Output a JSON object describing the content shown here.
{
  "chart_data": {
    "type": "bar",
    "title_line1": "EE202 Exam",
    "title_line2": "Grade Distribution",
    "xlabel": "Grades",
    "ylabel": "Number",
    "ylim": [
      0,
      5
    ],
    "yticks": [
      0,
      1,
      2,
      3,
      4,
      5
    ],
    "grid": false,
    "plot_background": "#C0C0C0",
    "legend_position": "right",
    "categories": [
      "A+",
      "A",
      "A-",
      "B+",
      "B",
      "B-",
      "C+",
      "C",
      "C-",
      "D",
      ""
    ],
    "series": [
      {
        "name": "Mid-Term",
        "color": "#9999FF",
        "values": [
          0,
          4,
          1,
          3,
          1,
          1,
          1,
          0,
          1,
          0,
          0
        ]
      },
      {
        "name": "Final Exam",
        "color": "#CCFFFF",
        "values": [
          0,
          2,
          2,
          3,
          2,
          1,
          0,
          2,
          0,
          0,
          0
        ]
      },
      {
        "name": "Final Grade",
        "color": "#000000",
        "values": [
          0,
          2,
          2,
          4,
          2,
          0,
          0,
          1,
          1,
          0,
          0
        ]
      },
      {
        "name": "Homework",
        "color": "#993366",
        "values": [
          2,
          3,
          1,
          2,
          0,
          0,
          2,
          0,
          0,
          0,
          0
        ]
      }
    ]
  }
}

━━━━━━━━━━

Could you reproduce every record above exactly as it appears?

| Exercise solution |
Output a JSON object describing the content shown here.
{
  "chart_data": {
    "type": "bar",
    "title_line1": "EE202 Exam",
    "title_line2": "Grade Distribution",
    "xlabel": "Grades",
    "ylabel": "Number",
    "ylim": [
      0,
      5
    ],
    "yticks": [
      0,
      1,
      2,
      3,
      4,
      5
    ],
    "grid": false,
    "plot_background": "#C0C0C0",
    "legend_position": "right",
    "categories": [
      "A+",
      "A",
      "A-",
      "B+",
      "B",
      "B-",
      "C+",
      "C",
      "C-",
      "D",
      ""
    ],
    "series": [
      {
        "name": "Mid-Term",
        "color": "#9999FF",
        "values": [
          0,
          4,
          1,
          3,
          1,
          1,
          1,
          0,
          1,
          0,
          0
        ]
      },
      {
        "name": "Final Exam",
        "color": "#CCFFFF",
        "values": [
          0,
          2,
          2,
          3,
          2,
          1,
          0,
          2,
          0,
          0,
          0
        ]
      },
      {
        "name": "Final Grade",
        "color": "#000000",
        "values": [
          0,
          2,
          2,
          4,
          2,
          0,
          0,
          1,
          1,
          0,
          0
        ]
      },
      {
        "name": "Homework",
        "color": "#993366",
        "values": [
          2,
          3,
          1,
          2,
          0,
          0,
          2,
          0,
          0,
          0,
          0
        ]
      }
    ]
  }
}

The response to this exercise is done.